__SUPPLIED RECORDS__:
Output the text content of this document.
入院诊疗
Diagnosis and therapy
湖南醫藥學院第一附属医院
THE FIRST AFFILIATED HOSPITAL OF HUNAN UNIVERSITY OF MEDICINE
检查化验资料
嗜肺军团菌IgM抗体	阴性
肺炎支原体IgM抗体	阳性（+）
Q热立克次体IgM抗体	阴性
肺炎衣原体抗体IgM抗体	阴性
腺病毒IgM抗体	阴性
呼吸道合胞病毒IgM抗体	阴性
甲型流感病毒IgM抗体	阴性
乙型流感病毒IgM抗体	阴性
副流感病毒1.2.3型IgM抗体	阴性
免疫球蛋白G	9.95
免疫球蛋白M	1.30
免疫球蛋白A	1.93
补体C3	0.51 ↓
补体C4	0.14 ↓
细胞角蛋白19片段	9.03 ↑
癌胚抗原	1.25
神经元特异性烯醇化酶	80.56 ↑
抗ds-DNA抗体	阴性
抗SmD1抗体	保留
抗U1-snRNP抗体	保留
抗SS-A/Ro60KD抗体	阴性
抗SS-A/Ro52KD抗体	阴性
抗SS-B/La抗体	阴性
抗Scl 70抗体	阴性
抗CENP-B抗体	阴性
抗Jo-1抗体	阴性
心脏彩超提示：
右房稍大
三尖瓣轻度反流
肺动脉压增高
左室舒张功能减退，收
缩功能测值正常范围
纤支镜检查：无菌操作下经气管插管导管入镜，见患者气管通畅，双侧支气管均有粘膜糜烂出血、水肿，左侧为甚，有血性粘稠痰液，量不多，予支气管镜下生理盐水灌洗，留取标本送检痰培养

__DIRECTIONS FOR THIS TASK__: Please set down the whole listing above without altering a single line.

__ANSWER TO THE PROBLEM__:
Output the text content of this document.
入院诊疗
Diagnosis and therapy
湖南醫藥學院第一附属医院
THE FIRST AFFILIATED HOSPITAL OF HUNAN UNIVERSITY OF MEDICINE
检查化验资料
嗜肺军团菌IgM抗体	阴性
肺炎支原体IgM抗体	阳性（+）
Q热立克次体IgM抗体	阴性
肺炎衣原体抗体IgM抗体	阴性
腺病毒IgM抗体	阴性
呼吸道合胞病毒IgM抗体	阴性
甲型流感病毒IgM抗体	阴性
乙型流感病毒IgM抗体	阴性
副流感病毒1.2.3型IgM抗体	阴性
免疫球蛋白G	9.95
免疫球蛋白M	1.30
免疫球蛋白A	1.93
补体C3	0.51 ↓
补体C4	0.14 ↓
细胞角蛋白19片段	9.03 ↑
癌胚抗原	1.25
神经元特异性烯醇化酶	80.56 ↑
抗ds-DNA抗体	阴性
抗SmD1抗体	保留
抗U1-snRNP抗体	保留
抗SS-A/Ro60KD抗体	阴性
抗SS-A/Ro52KD抗体	阴性
抗SS-B/La抗体	阴性
抗Scl 70抗体	阴性
抗CENP-B抗体	阴性
抗Jo-1抗体	阴性
心脏彩超提示：
右房稍大
三尖瓣轻度反流
肺动脉压增高
左室舒张功能减退，收
缩功能测值正常范围
纤支镜检查：无菌操作下经气管插管导管入镜，见患者气管通畅，双侧支气管均有粘膜糜烂出血、水肿，左侧为甚，有血性粘稠痰液，量不多，予支气管镜下生理盐水灌洗，留取标本送检痰培养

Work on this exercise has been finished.